*EXERCISE AIM*
Records follow. Copy every line with "vmax".

⁂

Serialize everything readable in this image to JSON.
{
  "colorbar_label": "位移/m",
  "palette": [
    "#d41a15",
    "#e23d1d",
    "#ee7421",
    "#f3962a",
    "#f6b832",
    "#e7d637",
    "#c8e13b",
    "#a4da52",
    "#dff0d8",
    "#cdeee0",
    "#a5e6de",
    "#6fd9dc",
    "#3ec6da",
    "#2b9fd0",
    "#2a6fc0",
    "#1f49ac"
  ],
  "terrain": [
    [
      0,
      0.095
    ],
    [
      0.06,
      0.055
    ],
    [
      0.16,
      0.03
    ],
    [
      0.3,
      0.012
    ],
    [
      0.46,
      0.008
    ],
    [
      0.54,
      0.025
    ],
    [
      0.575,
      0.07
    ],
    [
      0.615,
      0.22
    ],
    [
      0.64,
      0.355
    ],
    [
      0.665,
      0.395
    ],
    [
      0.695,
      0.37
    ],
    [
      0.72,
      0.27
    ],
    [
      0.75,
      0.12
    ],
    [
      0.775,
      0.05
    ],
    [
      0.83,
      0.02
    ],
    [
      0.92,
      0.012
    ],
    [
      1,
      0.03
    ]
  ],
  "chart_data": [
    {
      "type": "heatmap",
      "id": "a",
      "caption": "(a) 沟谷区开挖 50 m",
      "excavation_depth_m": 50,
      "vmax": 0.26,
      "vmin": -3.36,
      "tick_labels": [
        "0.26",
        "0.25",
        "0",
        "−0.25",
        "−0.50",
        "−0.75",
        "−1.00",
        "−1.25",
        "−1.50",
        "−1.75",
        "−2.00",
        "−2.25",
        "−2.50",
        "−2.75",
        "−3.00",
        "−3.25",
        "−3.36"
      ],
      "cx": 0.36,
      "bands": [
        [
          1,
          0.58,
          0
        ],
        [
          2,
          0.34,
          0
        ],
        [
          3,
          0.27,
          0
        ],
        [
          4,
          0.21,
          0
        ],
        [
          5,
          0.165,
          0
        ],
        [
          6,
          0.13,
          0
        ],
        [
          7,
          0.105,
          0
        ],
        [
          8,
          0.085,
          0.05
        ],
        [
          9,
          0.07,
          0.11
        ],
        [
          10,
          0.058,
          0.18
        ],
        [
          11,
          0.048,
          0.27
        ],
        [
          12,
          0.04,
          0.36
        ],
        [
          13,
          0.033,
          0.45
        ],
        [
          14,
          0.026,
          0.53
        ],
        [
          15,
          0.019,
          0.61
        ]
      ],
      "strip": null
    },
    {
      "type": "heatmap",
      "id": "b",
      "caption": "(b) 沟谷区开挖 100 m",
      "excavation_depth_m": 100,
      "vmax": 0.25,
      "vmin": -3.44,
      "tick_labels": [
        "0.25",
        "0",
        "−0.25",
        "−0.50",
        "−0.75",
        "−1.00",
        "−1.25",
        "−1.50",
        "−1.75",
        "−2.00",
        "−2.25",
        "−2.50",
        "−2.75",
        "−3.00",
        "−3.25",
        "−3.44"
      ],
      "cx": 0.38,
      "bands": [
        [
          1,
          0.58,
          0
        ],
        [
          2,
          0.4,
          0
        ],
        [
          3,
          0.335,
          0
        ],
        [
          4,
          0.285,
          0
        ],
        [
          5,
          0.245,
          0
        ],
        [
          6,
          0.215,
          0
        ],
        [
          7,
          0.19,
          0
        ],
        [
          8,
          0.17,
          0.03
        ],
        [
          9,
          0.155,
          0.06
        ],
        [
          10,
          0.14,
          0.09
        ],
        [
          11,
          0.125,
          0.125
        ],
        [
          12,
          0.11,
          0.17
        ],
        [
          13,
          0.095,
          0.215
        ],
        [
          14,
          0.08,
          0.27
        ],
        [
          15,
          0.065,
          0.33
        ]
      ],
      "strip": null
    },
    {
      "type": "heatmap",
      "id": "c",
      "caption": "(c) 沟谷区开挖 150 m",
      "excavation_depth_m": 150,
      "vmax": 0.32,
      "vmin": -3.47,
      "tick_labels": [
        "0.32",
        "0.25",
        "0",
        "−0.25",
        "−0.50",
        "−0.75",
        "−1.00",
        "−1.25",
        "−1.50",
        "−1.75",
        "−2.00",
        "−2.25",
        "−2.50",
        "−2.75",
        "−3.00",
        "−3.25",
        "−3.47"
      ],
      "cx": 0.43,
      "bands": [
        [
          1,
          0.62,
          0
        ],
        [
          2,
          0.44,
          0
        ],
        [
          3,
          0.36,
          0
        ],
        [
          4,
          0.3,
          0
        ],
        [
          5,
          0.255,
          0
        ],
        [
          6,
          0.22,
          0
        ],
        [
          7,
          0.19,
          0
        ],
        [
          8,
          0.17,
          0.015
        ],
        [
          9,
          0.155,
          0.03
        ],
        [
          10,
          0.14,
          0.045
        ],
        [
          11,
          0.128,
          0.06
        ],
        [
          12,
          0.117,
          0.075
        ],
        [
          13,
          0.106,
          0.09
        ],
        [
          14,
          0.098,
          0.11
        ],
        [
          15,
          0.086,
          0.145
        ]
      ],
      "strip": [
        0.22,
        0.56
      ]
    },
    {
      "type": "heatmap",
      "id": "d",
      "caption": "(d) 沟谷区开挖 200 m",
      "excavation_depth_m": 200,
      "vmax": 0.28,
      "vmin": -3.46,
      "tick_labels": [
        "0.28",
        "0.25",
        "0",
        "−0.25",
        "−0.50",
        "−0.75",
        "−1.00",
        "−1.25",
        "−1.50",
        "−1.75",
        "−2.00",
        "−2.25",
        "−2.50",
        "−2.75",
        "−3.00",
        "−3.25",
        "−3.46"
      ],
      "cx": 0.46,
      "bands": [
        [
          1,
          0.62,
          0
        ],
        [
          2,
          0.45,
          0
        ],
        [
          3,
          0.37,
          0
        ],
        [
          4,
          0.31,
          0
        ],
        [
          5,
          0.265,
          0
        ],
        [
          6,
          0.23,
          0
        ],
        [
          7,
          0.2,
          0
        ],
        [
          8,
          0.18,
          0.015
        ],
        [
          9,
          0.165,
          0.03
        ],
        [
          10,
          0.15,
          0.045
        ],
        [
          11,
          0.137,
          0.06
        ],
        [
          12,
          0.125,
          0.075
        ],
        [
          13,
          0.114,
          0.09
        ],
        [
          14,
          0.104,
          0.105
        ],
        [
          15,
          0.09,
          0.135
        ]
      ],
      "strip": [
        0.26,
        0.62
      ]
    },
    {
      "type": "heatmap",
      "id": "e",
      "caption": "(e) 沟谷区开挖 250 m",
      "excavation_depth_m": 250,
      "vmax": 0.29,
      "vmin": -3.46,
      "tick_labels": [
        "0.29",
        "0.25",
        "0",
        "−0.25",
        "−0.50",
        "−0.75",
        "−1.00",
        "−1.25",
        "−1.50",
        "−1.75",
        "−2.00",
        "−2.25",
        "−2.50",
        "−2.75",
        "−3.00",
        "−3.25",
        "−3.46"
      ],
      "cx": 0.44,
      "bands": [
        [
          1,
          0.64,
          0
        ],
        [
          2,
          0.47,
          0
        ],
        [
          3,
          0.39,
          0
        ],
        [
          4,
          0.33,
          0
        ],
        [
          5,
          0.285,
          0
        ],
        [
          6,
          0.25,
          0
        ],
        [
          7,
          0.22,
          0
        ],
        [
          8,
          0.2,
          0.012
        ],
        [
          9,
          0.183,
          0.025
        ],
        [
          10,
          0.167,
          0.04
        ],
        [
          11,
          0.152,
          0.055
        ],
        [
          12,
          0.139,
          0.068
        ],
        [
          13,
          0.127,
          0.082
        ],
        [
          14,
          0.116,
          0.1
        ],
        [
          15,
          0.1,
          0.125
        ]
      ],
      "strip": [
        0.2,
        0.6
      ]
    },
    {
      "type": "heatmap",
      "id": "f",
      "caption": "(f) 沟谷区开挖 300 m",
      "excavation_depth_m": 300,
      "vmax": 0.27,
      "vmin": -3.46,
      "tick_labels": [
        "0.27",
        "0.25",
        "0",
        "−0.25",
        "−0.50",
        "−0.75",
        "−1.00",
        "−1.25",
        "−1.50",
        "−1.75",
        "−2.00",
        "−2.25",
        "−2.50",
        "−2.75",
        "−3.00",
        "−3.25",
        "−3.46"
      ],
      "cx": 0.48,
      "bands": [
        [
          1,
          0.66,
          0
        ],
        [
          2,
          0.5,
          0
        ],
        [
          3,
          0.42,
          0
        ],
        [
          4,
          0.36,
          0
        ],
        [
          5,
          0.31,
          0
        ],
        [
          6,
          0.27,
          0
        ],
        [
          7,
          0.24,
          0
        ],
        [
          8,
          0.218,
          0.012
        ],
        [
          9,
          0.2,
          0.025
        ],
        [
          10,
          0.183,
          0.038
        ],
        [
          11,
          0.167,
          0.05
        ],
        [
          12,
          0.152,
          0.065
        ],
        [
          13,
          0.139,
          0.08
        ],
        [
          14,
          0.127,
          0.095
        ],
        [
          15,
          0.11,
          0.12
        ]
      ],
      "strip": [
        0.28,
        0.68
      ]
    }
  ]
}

⁂

*CORRECT ANSWER*
      "vmax": 0.26,
      "vmax": 0.25,
      "vmax": 0.32,
      "vmax": 0.28,
      "vmax": 0.29,
      "vmax": 0.27,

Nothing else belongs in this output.